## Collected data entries
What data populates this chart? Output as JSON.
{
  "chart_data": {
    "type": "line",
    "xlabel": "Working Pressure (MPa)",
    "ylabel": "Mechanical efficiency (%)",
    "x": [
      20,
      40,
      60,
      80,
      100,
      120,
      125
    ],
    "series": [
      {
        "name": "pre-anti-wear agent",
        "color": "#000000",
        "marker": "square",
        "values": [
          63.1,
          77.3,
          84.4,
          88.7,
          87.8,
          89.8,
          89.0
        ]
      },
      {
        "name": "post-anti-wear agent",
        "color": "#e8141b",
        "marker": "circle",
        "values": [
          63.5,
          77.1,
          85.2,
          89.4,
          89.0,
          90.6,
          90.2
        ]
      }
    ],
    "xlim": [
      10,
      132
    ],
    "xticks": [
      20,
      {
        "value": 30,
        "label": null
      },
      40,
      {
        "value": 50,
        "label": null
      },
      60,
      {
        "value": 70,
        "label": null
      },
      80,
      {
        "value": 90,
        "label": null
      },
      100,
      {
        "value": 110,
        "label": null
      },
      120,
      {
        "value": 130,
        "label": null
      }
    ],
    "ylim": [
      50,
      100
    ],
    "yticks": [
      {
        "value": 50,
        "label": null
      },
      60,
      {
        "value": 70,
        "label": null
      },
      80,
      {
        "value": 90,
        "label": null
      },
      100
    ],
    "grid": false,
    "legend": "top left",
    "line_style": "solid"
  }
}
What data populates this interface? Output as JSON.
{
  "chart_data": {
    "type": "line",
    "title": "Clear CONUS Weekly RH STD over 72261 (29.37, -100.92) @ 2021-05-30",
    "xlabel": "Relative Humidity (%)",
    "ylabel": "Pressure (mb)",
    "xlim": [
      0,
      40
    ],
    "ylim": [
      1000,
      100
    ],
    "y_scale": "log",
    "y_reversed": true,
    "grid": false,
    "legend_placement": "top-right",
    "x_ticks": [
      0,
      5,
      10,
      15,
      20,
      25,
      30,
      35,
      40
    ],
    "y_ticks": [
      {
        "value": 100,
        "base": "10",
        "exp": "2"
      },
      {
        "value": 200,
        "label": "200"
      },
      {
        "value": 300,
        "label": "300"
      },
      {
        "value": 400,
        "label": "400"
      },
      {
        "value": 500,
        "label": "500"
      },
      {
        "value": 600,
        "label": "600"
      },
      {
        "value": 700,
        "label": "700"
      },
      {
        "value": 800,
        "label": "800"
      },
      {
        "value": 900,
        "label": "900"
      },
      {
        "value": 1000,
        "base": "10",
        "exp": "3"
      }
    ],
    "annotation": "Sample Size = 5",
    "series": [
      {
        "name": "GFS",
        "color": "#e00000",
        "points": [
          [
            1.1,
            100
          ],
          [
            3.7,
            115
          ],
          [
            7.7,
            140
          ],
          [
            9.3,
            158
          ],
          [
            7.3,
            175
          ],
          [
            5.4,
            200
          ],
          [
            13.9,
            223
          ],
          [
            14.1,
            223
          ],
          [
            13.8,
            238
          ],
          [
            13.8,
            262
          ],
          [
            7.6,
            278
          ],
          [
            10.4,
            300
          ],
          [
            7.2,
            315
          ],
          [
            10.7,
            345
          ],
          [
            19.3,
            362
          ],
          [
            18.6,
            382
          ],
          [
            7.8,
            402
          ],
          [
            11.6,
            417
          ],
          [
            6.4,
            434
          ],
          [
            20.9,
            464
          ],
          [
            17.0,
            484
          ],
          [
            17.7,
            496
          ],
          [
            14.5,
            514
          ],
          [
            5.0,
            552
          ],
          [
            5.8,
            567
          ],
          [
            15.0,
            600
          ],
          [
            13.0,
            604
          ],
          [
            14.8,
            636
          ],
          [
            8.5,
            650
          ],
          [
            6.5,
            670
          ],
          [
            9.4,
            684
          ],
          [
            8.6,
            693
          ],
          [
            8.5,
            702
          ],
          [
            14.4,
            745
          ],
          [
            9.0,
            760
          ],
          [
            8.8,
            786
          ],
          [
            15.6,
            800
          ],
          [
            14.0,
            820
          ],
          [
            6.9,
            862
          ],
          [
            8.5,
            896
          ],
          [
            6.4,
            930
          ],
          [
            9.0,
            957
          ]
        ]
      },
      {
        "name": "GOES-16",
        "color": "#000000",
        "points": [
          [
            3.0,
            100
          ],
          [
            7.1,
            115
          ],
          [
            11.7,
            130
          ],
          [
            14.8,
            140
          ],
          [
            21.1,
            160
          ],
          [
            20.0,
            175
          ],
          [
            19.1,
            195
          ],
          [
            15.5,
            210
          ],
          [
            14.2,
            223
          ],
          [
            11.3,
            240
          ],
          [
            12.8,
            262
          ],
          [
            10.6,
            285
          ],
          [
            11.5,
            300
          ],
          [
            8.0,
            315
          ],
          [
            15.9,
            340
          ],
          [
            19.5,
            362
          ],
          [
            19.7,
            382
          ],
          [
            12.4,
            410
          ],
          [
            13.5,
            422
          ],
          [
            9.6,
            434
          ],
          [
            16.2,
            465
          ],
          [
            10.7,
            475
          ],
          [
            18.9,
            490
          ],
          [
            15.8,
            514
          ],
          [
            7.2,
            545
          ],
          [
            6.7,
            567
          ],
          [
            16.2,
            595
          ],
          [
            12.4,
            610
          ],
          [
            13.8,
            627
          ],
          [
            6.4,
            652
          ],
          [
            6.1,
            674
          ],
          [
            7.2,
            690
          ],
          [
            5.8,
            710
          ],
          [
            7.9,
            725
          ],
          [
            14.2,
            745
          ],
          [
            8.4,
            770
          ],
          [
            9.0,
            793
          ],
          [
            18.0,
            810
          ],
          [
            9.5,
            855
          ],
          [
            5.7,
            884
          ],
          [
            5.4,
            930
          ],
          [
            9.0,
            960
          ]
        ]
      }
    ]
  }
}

## THE REQUEST
From the records above, extract each line exactly as shown.

## TASK RESPONSE
What data populates this chart? Output as JSON.
{
  "chart_data": {
    "type": "line",
    "xlabel": "Working Pressure (MPa)",
    "ylabel": "Mechanical efficiency (%)",
    "x": [
      20,
      40,
      60,
      80,
      100,
      120,
      125
    ],
    "series": [
      {
        "name": "pre-anti-wear agent",
        "color": "#000000",
        "marker": "square",
        "values": [
          63.1,
          77.3,
          84.4,
          88.7,
          87.8,
          89.8,
          89.0
        ]
      },
      {
        "name": "post-anti-wear agent",
        "color": "#e8141b",
        "marker": "circle",
        "values": [
          63.5,
          77.1,
          85.2,
          89.4,
          89.0,
          90.6,
          90.2
        ]
      }
    ],
    "xlim": [
      10,
      132
    ],
    "xticks": [
      20,
      {
        "value": 30,
        "label": null
      },
      40,
      {
        "value": 50,
        "label": null
      },
      60,
      {
        "value": 70,
        "label": null
      },
      80,
      {
        "value": 90,
        "label": null
      },
      100,
      {
        "value": 110,
        "label": null
      },
      120,
      {
        "value": 130,
        "label": null
      }
    ],
    "ylim": [
      50,
      100
    ],
    "yticks": [
      {
        "value": 50,
        "label": null
      },
      60,
      {
        "value": 70,
        "label": null
      },
      80,
      {
        "value": 90,
        "label": null
      },
      100
    ],
    "grid": false,
    "legend": "top left",
    "line_style": "solid"
  }
}
What data populates this interface? Output as JSON.
{
  "chart_data": {
    "type": "line",
    "title": "Clear CONUS Weekly RH STD over 72261 (29.37, -100.92) @ 2021-05-30",
    "xlabel": "Relative Humidity (%)",
    "ylabel": "Pressure (mb)",
    "xlim": [
      0,
      40
    ],
    "ylim": [
      1000,
      100
    ],
    "y_scale": "log",
    "y_reversed": true,
    "grid": false,
    "legend_placement": "top-right",
    "x_ticks": [
      0,
      5,
      10,
      15,
      20,
      25,
      30,
      35,
      40
    ],
    "y_ticks": [
      {
        "value": 100,
        "base": "10",
        "exp": "2"
      },
      {
        "value": 200,
        "label": "200"
      },
      {
        "value": 300,
        "label": "300"
      },
      {
        "value": 400,
        "label": "400"
      },
      {
        "value": 500,
        "label": "500"
      },
      {
        "value": 600,
        "label": "600"
      },
      {
        "value": 700,
        "label": "700"
      },
      {
        "value": 800,
        "label": "800"
      },
      {
        "value": 900,
        "label": "900"
      },
      {
        "value": 1000,
        "base": "10",
        "exp": "3"
      }
    ],
    "annotation": "Sample Size = 5",
    "series": [
      {
        "name": "GFS",
        "color": "#e00000",
        "points": [
          [
            1.1,
            100
          ],
          [
            3.7,
            115
          ],
          [
            7.7,
            140
          ],
          [
            9.3,
            158
          ],
          [
            7.3,
            175
          ],
          [
            5.4,
            200
          ],
          [
            13.9,
            223
          ],
          [
            14.1,
            223
          ],
          [
            13.8,
            238
          ],
          [
            13.8,
            262
          ],
          [
            7.6,
            278
          ],
          [
            10.4,
            300
          ],
          [
            7.2,
            315
          ],
          [
            10.7,
            345
          ],
          [
            19.3,
            362
          ],
          [
            18.6,
            382
          ],
          [
            7.8,
            402
          ],
          [
            11.6,
            417
          ],
          [
            6.4,
            434
          ],
          [
            20.9,
            464
          ],
          [
            17.0,
            484
          ],
          [
            17.7,
            496
          ],
          [
            14.5,
            514
          ],
          [
            5.0,
            552
          ],
          [
            5.8,
            567
          ],
          [
            15.0,
            600
          ],
          [
            13.0,
            604
          ],
          [
            14.8,
            636
          ],
          [
            8.5,
            650
          ],
          [
            6.5,
            670
          ],
          [
            9.4,
            684
          ],
          [
            8.6,
            693
          ],
          [
            8.5,
            702
          ],
          [
            14.4,
            745
          ],
          [
            9.0,
            760
          ],
          [
            8.8,
            786
          ],
          [
            15.6,
            800
          ],
          [
            14.0,
            820
          ],
          [
            6.9,
            862
          ],
          [
            8.5,
            896
          ],
          [
            6.4,
            930
          ],
          [
            9.0,
            957
          ]
        ]
      },
      {
        "name": "GOES-16",
        "color": "#000000",
        "points": [
          [
            3.0,
            100
          ],
          [
            7.1,
            115
          ],
          [
            11.7,
            130
          ],
          [
            14.8,
            140
          ],
          [
            21.1,
            160
          ],
          [
            20.0,
            175
          ],
          [
            19.1,
            195
          ],
          [
            15.5,
            210
          ],
          [
            14.2,
            223
          ],
          [
            11.3,
            240
          ],
          [
            12.8,
            262
          ],
          [
            10.6,
            285
          ],
          [
            11.5,
            300
          ],
          [
            8.0,
            315
          ],
          [
            15.9,
            340
          ],
          [
            19.5,
            362
          ],
          [
            19.7,
            382
          ],
          [
            12.4,
            410
          ],
          [
            13.5,
            422
          ],
          [
            9.6,
            434
          ],
          [
            16.2,
            465
          ],
          [
            10.7,
            475
          ],
          [
            18.9,
            490
          ],
          [
            15.8,
            514
          ],
          [
            7.2,
            545
          ],
          [
            6.7,
            567
          ],
          [
            16.2,
            595
          ],
          [
            12.4,
            610
          ],
          [
            13.8,
            627
          ],
          [
            6.4,
            652
          ],
          [
            6.1,
            674
          ],
          [
            7.2,
            690
          ],
          [
            5.8,
            710
          ],
          [
            7.9,
            725
          ],
          [
            14.2,
            745
          ],
          [
            8.4,
            770
          ],
          [
            9.0,
            793
          ],
          [
            18.0,
            810
          ],
          [
            9.5,
            855
          ],
          [
            5.7,
            884
          ],
          [
            5.4,
            930
          ],
          [
            9.0,
            960
          ]
        ]
      }
    ]
  }
}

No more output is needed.